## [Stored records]

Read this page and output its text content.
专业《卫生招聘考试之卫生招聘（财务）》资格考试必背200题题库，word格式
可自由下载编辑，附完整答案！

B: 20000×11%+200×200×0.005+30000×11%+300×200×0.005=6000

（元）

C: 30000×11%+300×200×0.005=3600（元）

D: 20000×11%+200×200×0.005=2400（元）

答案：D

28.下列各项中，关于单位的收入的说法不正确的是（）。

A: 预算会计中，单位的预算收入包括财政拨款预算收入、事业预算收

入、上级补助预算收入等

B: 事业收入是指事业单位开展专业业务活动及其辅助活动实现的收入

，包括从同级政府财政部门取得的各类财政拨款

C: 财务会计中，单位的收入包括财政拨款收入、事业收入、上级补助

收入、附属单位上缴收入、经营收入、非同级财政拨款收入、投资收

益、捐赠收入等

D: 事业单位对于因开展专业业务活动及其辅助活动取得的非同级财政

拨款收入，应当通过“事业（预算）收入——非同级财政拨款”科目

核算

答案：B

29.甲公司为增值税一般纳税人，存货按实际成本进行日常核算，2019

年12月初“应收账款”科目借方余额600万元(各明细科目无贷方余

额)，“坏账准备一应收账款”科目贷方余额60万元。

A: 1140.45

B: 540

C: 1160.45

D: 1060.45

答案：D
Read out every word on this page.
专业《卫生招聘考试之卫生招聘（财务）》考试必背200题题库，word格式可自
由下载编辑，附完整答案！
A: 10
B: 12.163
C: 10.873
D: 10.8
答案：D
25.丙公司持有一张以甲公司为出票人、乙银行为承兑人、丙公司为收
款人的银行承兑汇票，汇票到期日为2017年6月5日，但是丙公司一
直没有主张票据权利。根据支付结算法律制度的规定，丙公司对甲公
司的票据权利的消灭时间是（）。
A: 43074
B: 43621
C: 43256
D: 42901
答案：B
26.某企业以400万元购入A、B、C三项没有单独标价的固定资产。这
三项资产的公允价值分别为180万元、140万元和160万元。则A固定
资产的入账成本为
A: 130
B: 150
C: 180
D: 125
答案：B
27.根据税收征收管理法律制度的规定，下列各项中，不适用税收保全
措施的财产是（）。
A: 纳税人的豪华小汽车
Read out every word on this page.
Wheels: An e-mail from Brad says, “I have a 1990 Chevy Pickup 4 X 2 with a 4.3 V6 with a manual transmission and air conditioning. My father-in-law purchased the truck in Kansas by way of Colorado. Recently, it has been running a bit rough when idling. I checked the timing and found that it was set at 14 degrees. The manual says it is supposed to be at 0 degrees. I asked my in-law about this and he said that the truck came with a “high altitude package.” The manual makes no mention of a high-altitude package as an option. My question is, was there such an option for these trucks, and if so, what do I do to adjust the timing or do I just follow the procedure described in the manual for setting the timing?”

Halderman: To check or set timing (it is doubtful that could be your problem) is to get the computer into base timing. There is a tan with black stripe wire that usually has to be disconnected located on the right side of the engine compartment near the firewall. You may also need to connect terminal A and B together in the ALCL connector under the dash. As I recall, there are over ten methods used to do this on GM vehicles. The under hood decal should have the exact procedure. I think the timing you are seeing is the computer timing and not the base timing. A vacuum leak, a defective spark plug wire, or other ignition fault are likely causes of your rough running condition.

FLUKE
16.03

## [Challenge]
Copy all lines from the entries that contain the word "下列各项中".

## [Output for this task]
28.下列各项中，关于单位的收入的说法不正确的是（）。
27.根据税收征收管理法律制度的规定，下列各项中，不适用税收保全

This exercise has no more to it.